Exercise material:
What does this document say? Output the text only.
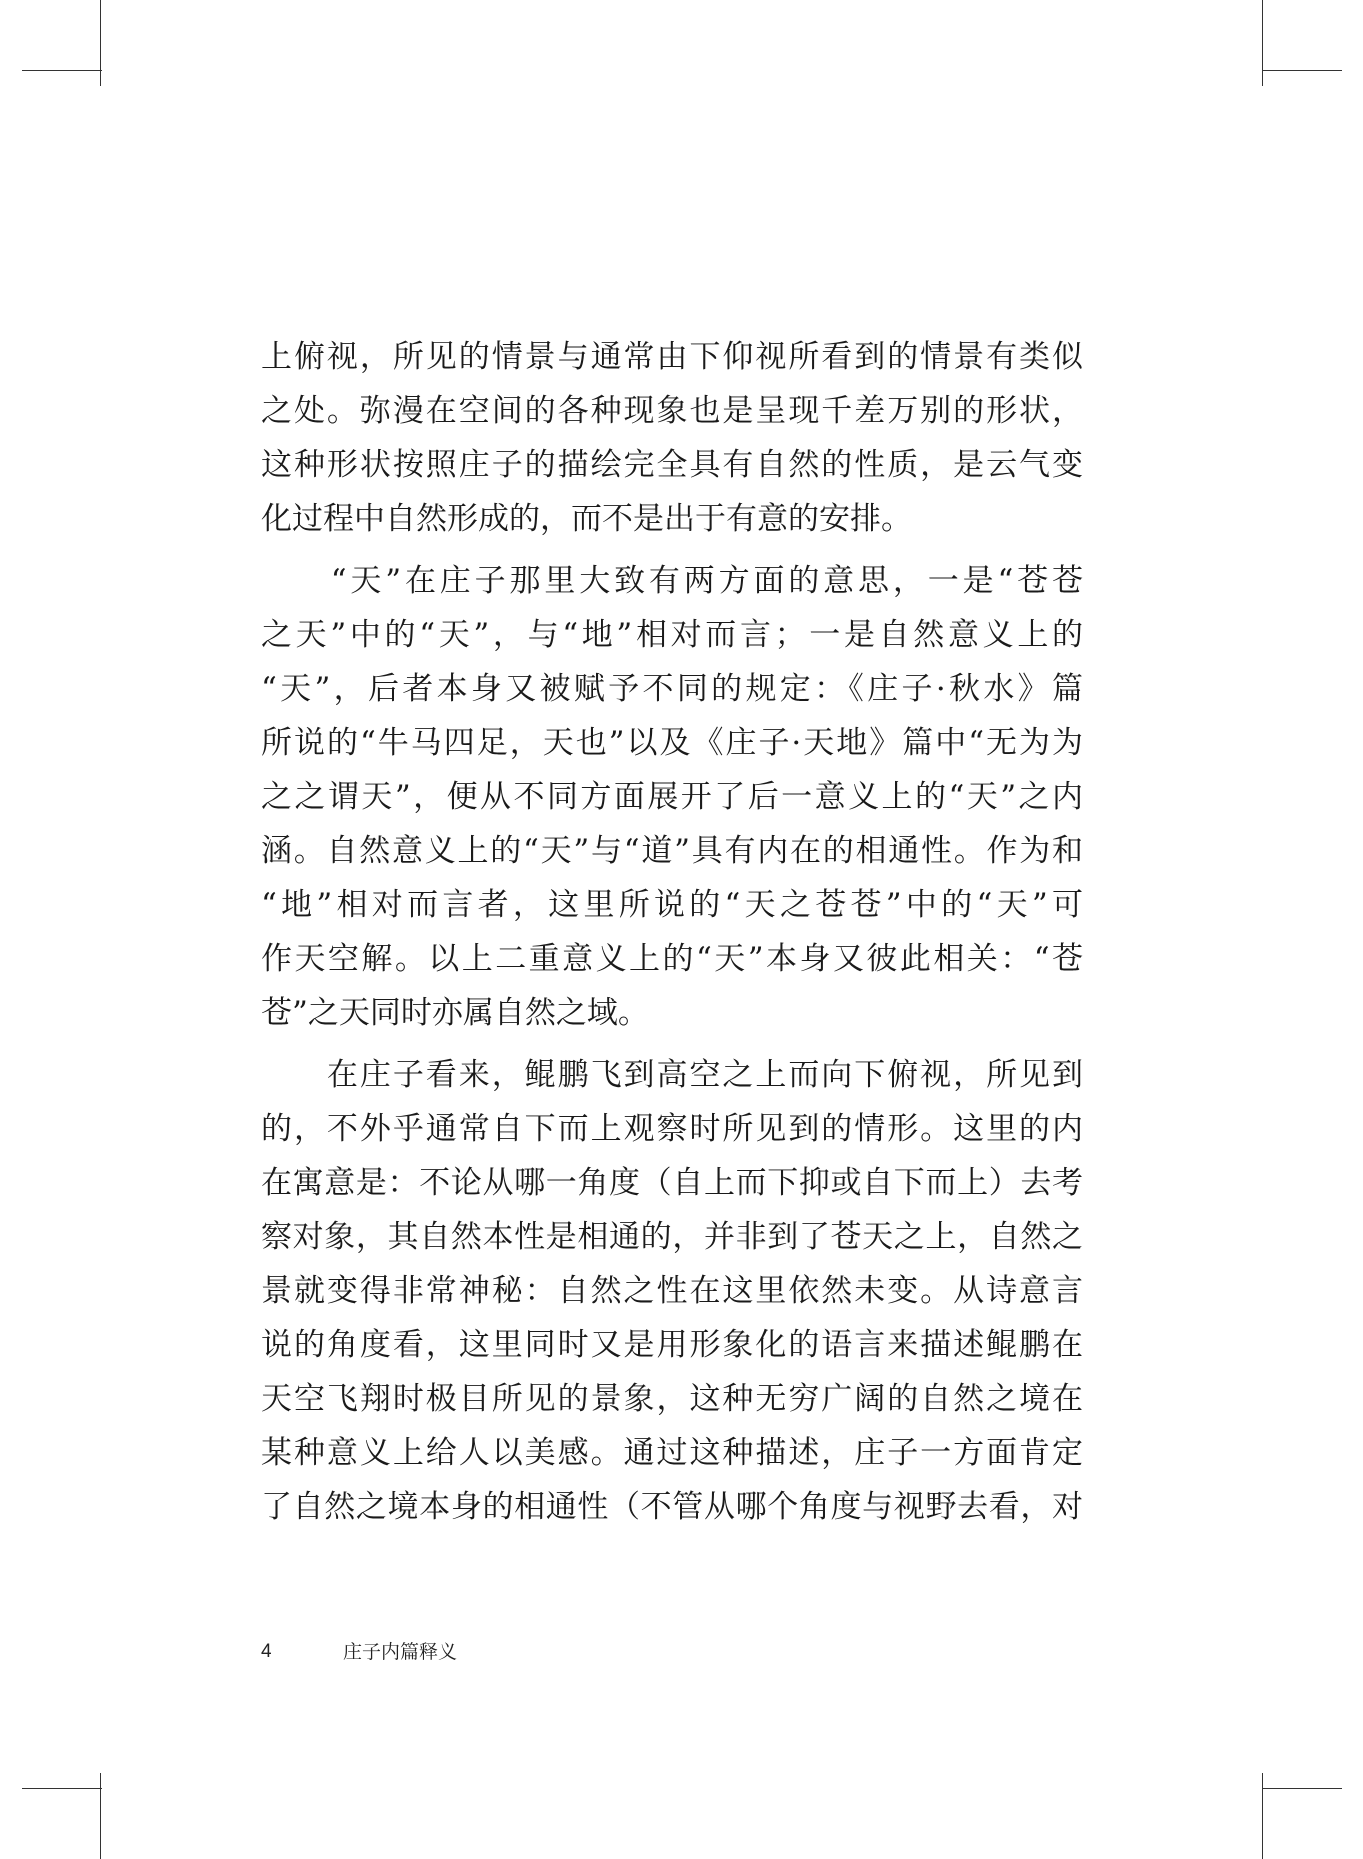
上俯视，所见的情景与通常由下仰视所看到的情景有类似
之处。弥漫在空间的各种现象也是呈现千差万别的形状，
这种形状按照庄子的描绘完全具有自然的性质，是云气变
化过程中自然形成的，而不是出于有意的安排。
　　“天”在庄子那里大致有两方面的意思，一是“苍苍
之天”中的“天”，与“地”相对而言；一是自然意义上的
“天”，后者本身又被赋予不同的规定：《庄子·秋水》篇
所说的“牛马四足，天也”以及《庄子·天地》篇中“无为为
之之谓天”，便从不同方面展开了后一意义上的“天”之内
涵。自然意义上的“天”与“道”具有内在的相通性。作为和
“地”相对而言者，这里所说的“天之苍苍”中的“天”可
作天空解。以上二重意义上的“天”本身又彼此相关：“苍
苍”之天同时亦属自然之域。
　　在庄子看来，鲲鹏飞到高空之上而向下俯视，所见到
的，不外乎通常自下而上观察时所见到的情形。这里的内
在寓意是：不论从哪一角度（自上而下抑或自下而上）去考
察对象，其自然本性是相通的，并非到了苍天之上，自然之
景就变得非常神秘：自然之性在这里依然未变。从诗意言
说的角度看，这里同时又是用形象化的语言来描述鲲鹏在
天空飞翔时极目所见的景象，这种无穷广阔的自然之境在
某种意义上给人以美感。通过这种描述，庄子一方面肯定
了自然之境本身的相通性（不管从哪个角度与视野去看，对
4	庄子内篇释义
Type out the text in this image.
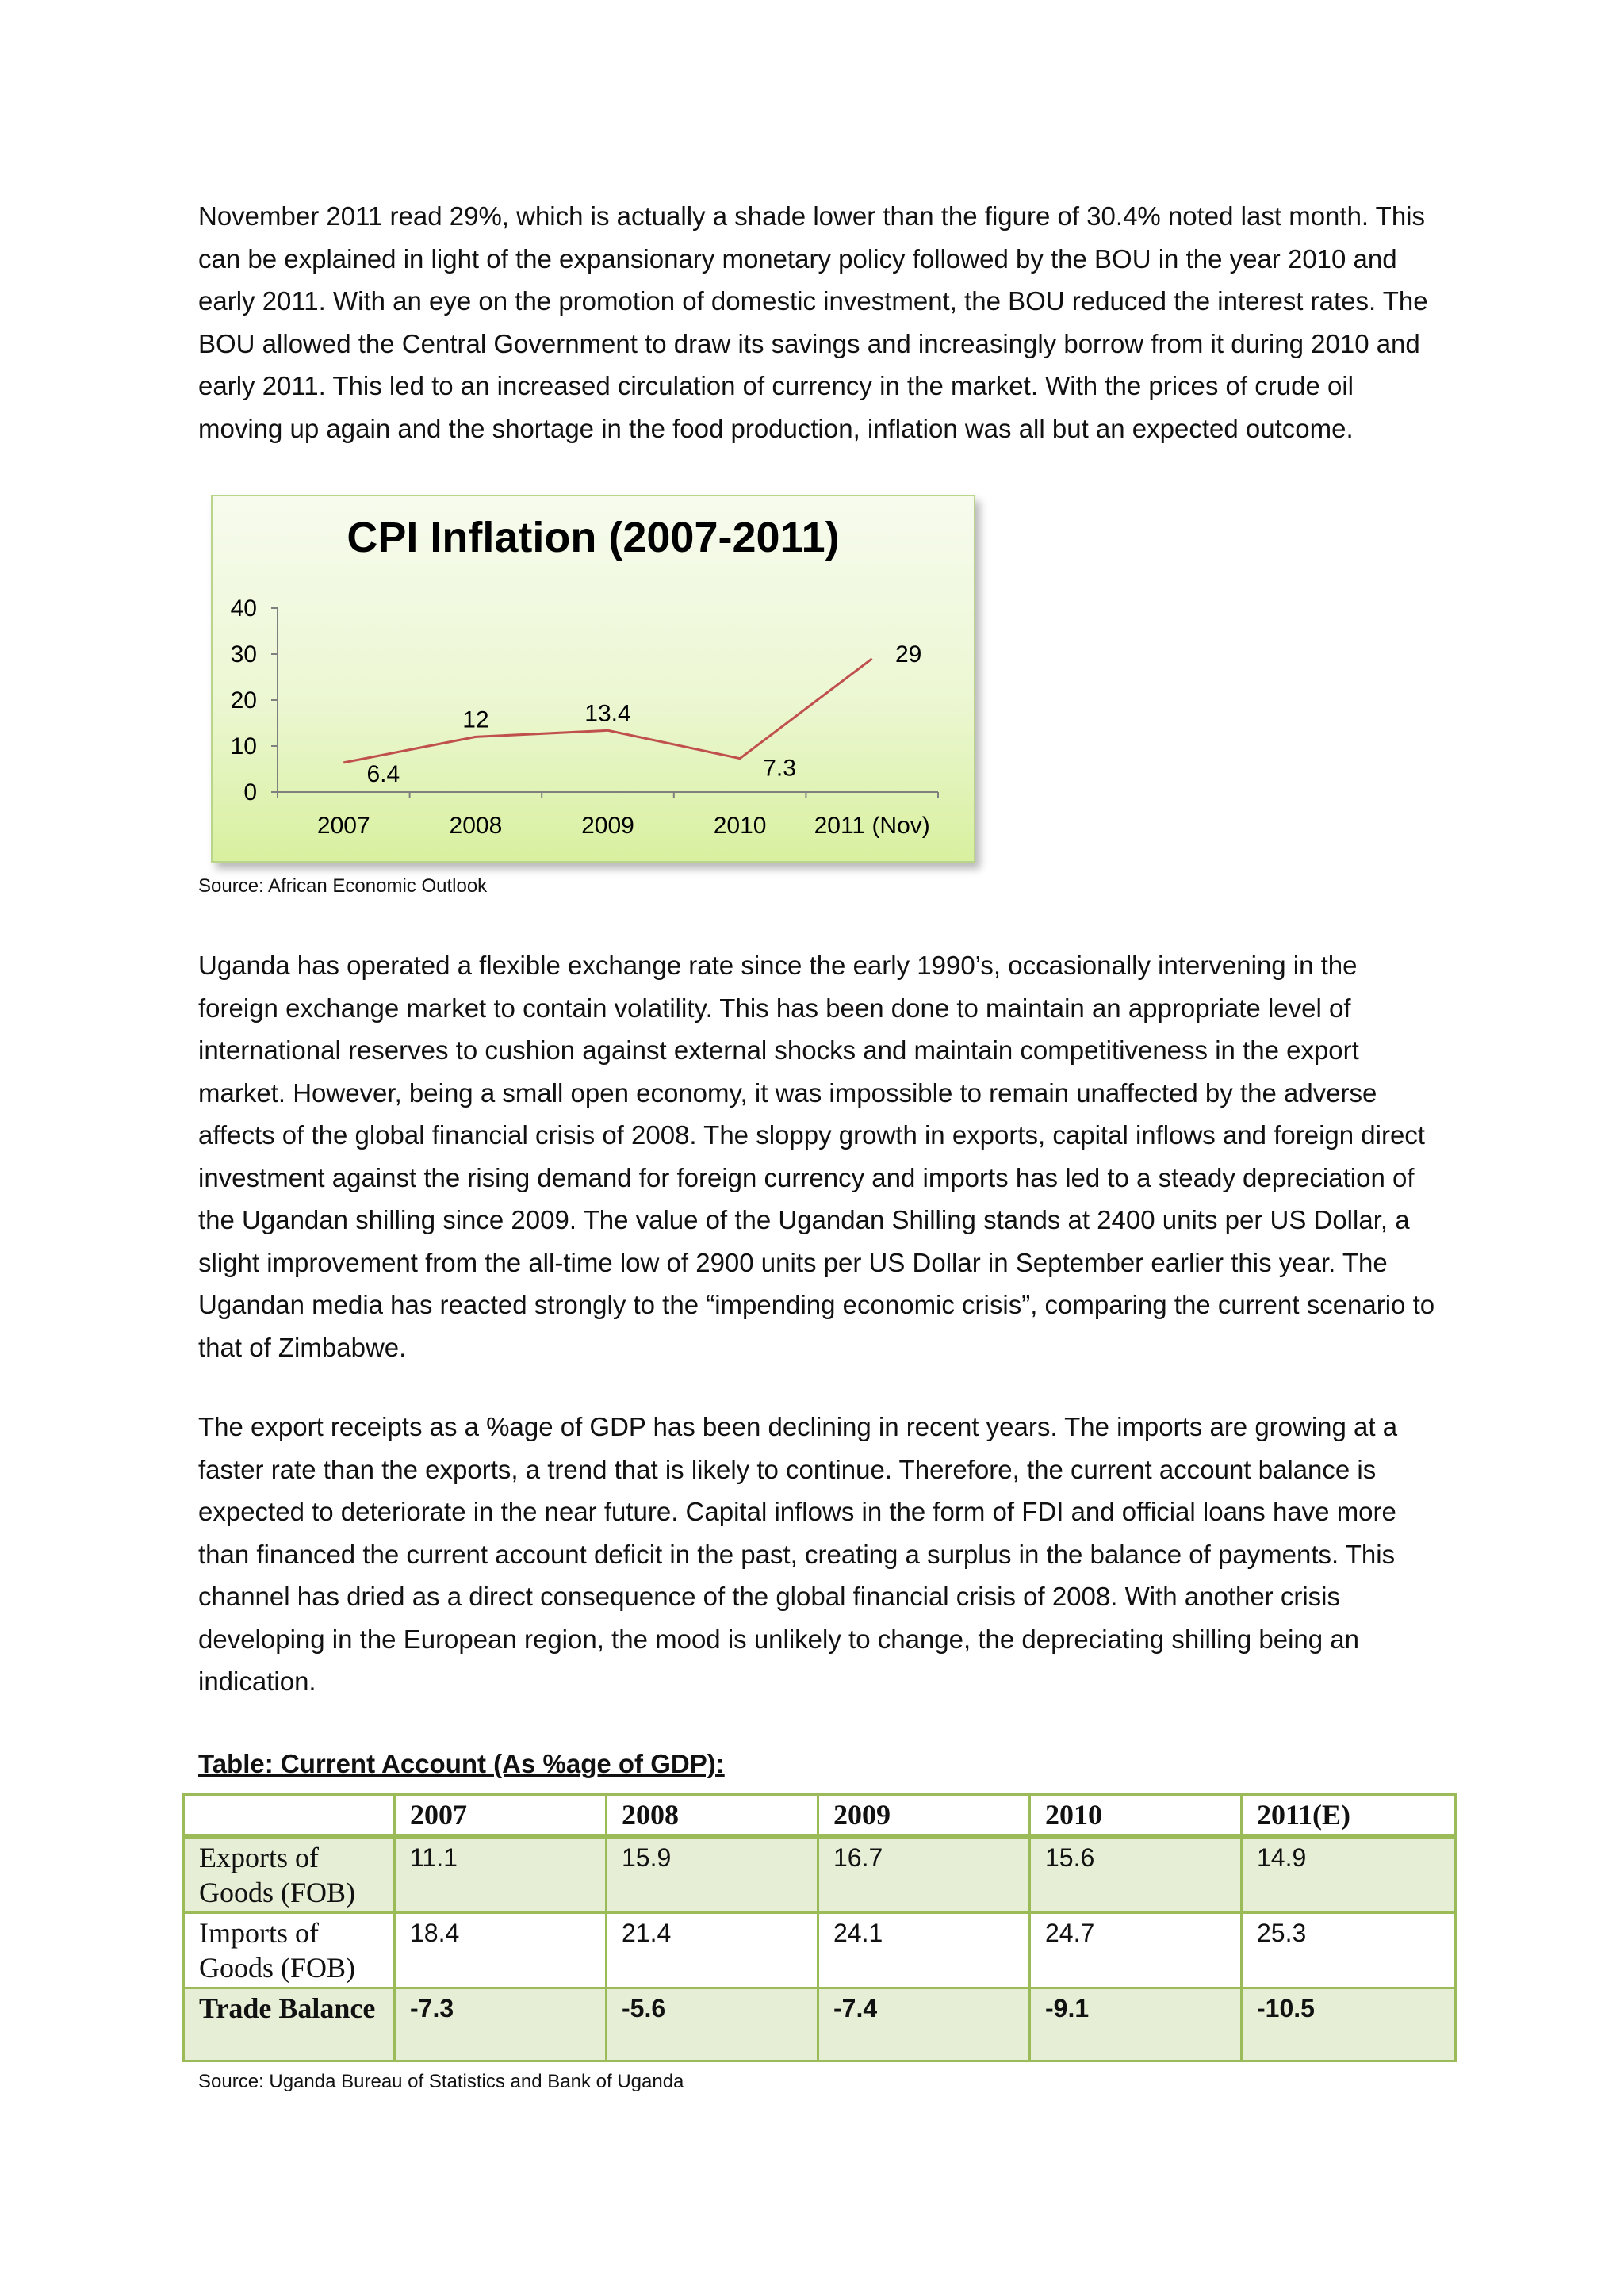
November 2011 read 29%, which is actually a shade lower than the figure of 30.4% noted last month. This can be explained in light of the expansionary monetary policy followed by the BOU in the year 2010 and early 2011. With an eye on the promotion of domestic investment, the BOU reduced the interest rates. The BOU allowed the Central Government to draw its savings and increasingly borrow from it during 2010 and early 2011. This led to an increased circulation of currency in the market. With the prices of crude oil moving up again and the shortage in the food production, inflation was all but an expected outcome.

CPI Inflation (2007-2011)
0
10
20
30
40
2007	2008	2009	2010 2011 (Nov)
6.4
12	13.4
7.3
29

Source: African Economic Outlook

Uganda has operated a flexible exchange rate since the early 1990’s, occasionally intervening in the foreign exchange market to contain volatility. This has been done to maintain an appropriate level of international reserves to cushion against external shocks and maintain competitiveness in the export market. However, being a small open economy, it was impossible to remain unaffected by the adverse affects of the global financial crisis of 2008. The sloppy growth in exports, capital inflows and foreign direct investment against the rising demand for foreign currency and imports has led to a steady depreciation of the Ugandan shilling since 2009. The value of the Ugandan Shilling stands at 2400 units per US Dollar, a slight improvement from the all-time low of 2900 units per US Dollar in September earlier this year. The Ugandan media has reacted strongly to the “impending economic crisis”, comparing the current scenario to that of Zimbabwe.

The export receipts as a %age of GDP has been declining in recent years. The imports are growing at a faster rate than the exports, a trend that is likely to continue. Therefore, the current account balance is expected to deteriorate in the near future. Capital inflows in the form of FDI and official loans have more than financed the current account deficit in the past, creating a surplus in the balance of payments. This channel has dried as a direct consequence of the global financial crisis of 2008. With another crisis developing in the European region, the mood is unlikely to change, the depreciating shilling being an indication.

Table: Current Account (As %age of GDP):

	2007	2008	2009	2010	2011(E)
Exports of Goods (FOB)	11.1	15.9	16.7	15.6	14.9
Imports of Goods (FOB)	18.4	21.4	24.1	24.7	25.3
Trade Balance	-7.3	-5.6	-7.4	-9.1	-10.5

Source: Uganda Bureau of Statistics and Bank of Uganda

Aim: Count how many lines of the data include the word "Source". Your reply should be that number alone.

Result below: 2